▸ EXERCISE BRIEF: Leave out the pictures and copy each record below exactly.

== MATERIAL PROVIDED ==

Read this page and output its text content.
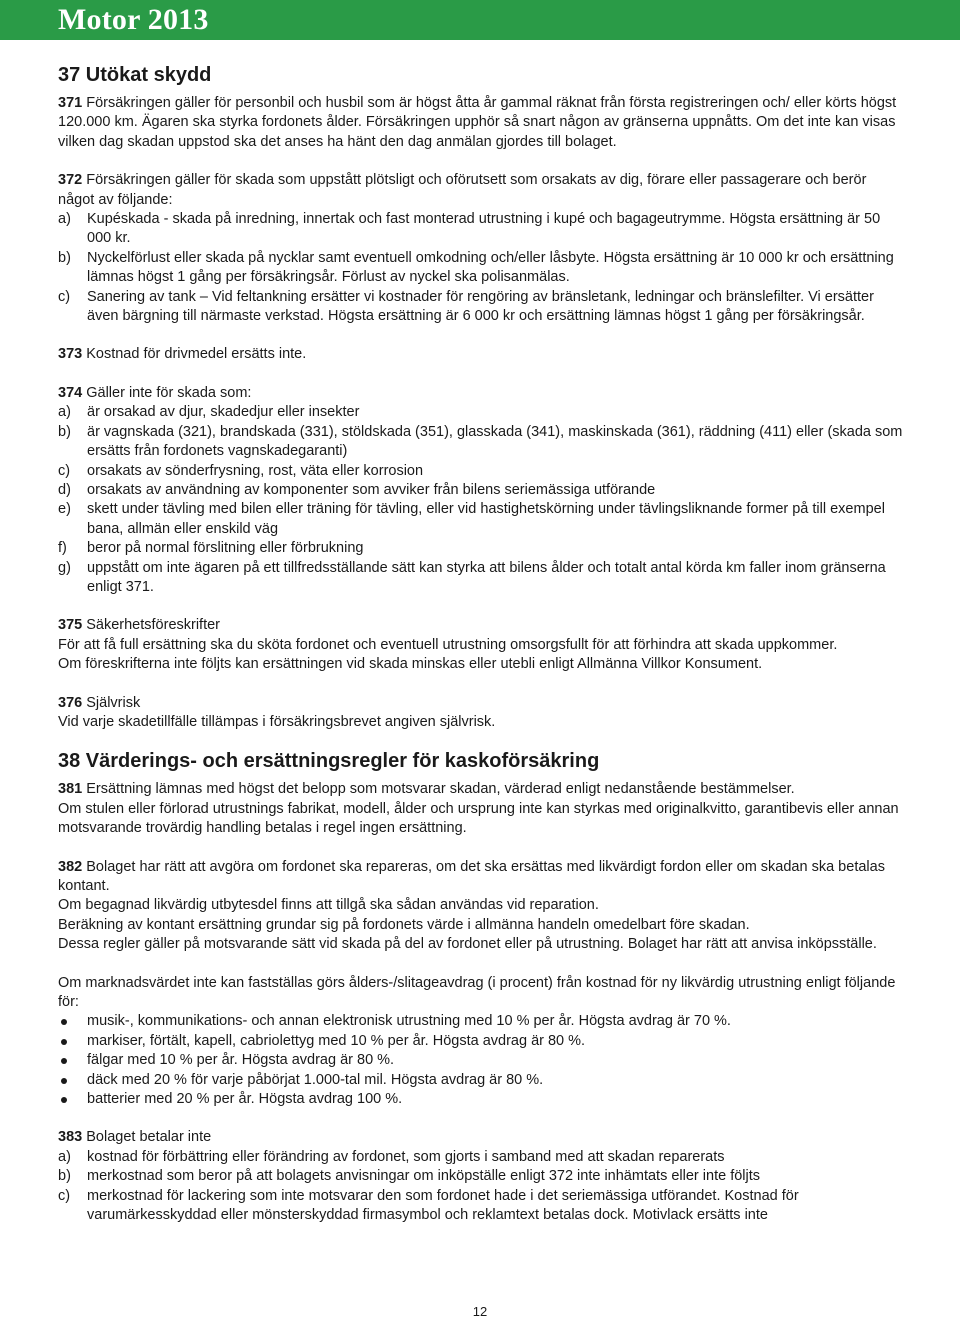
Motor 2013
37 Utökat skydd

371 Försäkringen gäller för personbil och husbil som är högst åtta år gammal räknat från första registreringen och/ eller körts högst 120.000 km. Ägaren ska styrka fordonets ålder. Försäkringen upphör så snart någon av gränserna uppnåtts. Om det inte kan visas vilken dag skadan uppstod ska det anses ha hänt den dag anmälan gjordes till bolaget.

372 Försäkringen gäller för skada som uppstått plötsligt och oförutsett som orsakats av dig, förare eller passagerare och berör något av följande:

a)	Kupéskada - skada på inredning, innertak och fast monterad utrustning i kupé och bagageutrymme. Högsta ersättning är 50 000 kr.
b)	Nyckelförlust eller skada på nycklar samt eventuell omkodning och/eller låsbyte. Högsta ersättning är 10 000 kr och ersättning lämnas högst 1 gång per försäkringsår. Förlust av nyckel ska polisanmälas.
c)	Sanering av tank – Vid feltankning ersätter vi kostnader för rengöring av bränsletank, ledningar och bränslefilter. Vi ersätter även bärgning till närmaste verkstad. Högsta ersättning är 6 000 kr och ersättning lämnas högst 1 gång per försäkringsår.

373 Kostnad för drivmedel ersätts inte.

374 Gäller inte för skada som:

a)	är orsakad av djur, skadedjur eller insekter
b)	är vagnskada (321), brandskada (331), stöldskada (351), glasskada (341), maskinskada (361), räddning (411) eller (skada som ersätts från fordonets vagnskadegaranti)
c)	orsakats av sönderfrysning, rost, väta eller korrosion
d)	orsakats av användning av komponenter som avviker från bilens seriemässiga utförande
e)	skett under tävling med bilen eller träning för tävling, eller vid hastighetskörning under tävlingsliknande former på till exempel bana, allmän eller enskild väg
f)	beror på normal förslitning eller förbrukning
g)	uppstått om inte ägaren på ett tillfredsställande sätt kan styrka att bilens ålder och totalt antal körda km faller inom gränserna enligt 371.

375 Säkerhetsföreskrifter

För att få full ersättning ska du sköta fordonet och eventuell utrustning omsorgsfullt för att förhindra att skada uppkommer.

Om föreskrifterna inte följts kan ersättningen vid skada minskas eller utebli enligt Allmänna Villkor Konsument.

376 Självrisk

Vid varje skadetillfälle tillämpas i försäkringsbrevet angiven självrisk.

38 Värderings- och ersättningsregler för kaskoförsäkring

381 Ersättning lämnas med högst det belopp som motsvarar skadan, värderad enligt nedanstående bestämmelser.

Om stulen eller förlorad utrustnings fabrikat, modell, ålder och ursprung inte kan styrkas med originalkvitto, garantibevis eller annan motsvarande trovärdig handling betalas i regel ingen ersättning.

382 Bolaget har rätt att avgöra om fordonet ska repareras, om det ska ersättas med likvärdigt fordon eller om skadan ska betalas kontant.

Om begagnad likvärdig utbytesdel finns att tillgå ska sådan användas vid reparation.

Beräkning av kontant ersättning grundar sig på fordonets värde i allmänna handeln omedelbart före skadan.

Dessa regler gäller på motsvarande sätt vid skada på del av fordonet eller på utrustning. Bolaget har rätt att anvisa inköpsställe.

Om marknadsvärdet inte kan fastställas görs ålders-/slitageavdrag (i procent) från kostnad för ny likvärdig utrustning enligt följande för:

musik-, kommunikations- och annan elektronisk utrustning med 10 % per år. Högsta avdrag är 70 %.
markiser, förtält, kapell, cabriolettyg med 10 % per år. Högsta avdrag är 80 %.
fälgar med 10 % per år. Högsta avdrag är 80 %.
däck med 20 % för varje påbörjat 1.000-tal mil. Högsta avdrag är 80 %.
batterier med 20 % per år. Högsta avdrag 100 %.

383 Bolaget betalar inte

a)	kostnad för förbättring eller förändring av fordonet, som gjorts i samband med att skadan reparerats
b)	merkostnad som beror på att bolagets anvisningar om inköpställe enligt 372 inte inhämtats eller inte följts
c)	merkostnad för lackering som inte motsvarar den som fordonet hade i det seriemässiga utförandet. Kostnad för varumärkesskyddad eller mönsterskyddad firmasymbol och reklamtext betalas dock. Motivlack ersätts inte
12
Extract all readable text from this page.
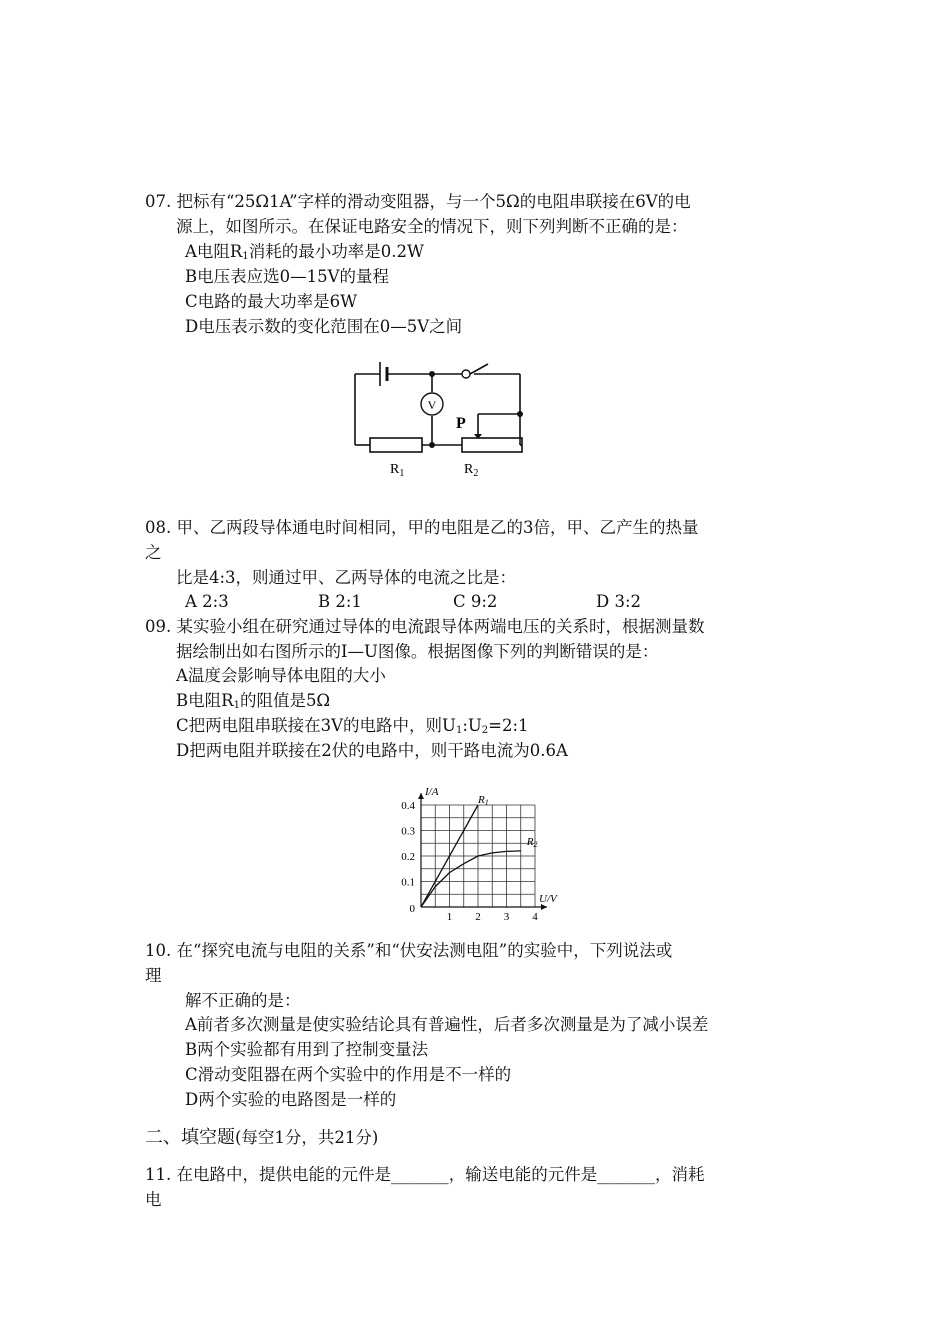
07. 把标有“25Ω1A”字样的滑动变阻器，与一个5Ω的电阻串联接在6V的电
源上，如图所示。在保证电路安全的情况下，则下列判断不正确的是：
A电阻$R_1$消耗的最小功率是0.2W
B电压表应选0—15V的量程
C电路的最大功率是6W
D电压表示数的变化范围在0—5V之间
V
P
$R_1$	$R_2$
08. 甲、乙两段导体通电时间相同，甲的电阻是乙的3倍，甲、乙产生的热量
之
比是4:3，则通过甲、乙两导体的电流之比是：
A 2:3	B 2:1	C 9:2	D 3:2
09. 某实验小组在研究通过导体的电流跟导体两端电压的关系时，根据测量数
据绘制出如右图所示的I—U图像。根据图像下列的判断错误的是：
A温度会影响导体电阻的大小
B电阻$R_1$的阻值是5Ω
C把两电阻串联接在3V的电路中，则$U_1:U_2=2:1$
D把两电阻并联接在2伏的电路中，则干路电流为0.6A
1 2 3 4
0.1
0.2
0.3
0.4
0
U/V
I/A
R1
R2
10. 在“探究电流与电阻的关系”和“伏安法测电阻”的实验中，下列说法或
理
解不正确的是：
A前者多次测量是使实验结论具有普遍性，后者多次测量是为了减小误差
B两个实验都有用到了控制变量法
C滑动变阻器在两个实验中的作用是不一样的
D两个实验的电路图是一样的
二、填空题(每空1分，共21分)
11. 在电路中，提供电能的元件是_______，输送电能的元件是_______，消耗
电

===

▸ ANSWER TO THIS PROBLEM:
Read this page and output its text content.
Motor 2013
37 Utökat skydd

371 Försäkringen gäller för personbil och husbil som är högst åtta år gammal räknat från första registreringen och/ eller körts högst 120.000 km. Ägaren ska styrka fordonets ålder. Försäkringen upphör så snart någon av gränserna uppnåtts. Om det inte kan visas vilken dag skadan uppstod ska det anses ha hänt den dag anmälan gjordes till bolaget.

372 Försäkringen gäller för skada som uppstått plötsligt och oförutsett som orsakats av dig, förare eller passagerare och berör något av följande:

a)	Kupéskada - skada på inredning, innertak och fast monterad utrustning i kupé och bagageutrymme. Högsta ersättning är 50 000 kr.
b)	Nyckelförlust eller skada på nycklar samt eventuell omkodning och/eller låsbyte. Högsta ersättning är 10 000 kr och ersättning lämnas högst 1 gång per försäkringsår. Förlust av nyckel ska polisanmälas.
c)	Sanering av tank – Vid feltankning ersätter vi kostnader för rengöring av bränsletank, ledningar och bränslefilter. Vi ersätter även bärgning till närmaste verkstad. Högsta ersättning är 6 000 kr och ersättning lämnas högst 1 gång per försäkringsår.

373 Kostnad för drivmedel ersätts inte.

374 Gäller inte för skada som:

a)	är orsakad av djur, skadedjur eller insekter
b)	är vagnskada (321), brandskada (331), stöldskada (351), glasskada (341), maskinskada (361), räddning (411) eller (skada som ersätts från fordonets vagnskadegaranti)
c)	orsakats av sönderfrysning, rost, väta eller korrosion
d)	orsakats av användning av komponenter som avviker från bilens seriemässiga utförande
e)	skett under tävling med bilen eller träning för tävling, eller vid hastighetskörning under tävlingsliknande former på till exempel bana, allmän eller enskild väg
f)	beror på normal förslitning eller förbrukning
g)	uppstått om inte ägaren på ett tillfredsställande sätt kan styrka att bilens ålder och totalt antal körda km faller inom gränserna enligt 371.

375 Säkerhetsföreskrifter

För att få full ersättning ska du sköta fordonet och eventuell utrustning omsorgsfullt för att förhindra att skada uppkommer.

Om föreskrifterna inte följts kan ersättningen vid skada minskas eller utebli enligt Allmänna Villkor Konsument.

376 Självrisk

Vid varje skadetillfälle tillämpas i försäkringsbrevet angiven självrisk.

38 Värderings- och ersättningsregler för kaskoförsäkring

381 Ersättning lämnas med högst det belopp som motsvarar skadan, värderad enligt nedanstående bestämmelser.

Om stulen eller förlorad utrustnings fabrikat, modell, ålder och ursprung inte kan styrkas med originalkvitto, garantibevis eller annan motsvarande trovärdig handling betalas i regel ingen ersättning.

382 Bolaget har rätt att avgöra om fordonet ska repareras, om det ska ersättas med likvärdigt fordon eller om skadan ska betalas kontant.

Om begagnad likvärdig utbytesdel finns att tillgå ska sådan användas vid reparation.

Beräkning av kontant ersättning grundar sig på fordonets värde i allmänna handeln omedelbart före skadan.

Dessa regler gäller på motsvarande sätt vid skada på del av fordonet eller på utrustning. Bolaget har rätt att anvisa inköpsställe.

Om marknadsvärdet inte kan fastställas görs ålders-/slitageavdrag (i procent) från kostnad för ny likvärdig utrustning enligt följande för:

musik-, kommunikations- och annan elektronisk utrustning med 10 % per år. Högsta avdrag är 70 %.
markiser, förtält, kapell, cabriolettyg med 10 % per år. Högsta avdrag är 80 %.
fälgar med 10 % per år. Högsta avdrag är 80 %.
däck med 20 % för varje påbörjat 1.000-tal mil. Högsta avdrag är 80 %.
batterier med 20 % per år. Högsta avdrag 100 %.

383 Bolaget betalar inte

a)	kostnad för förbättring eller förändring av fordonet, som gjorts i samband med att skadan reparerats
b)	merkostnad som beror på att bolagets anvisningar om inköpställe enligt 372 inte inhämtats eller inte följts
c)	merkostnad för lackering som inte motsvarar den som fordonet hade i det seriemässiga utförandet. Kostnad för varumärkesskyddad eller mönsterskyddad firmasymbol och reklamtext betalas dock. Motivlack ersätts inte
12
Extract all readable text from this page.
07. 把标有“25Ω1A”字样的滑动变阻器，与一个5Ω的电阻串联接在6V的电
源上，如图所示。在保证电路安全的情况下，则下列判断不正确的是：
A电阻$R_1$消耗的最小功率是0.2W
B电压表应选0—15V的量程
C电路的最大功率是6W
D电压表示数的变化范围在0—5V之间
V
P
$R_1$	$R_2$
08. 甲、乙两段导体通电时间相同，甲的电阻是乙的3倍，甲、乙产生的热量
之
比是4:3，则通过甲、乙两导体的电流之比是：
A 2:3	B 2:1	C 9:2	D 3:2
09. 某实验小组在研究通过导体的电流跟导体两端电压的关系时，根据测量数
据绘制出如右图所示的I—U图像。根据图像下列的判断错误的是：
A温度会影响导体电阻的大小
B电阻$R_1$的阻值是5Ω
C把两电阻串联接在3V的电路中，则$U_1:U_2=2:1$
D把两电阻并联接在2伏的电路中，则干路电流为0.6A
1 2 3 4
0.1
0.2
0.3
0.4
0
U/V
I/A
R1
R2
10. 在“探究电流与电阻的关系”和“伏安法测电阻”的实验中，下列说法或
理
解不正确的是：
A前者多次测量是使实验结论具有普遍性，后者多次测量是为了减小误差
B两个实验都有用到了控制变量法
C滑动变阻器在两个实验中的作用是不一样的
D两个实验的电路图是一样的
二、填空题(每空1分，共21分)
11. 在电路中，提供电能的元件是_______，输送电能的元件是_______，消耗
电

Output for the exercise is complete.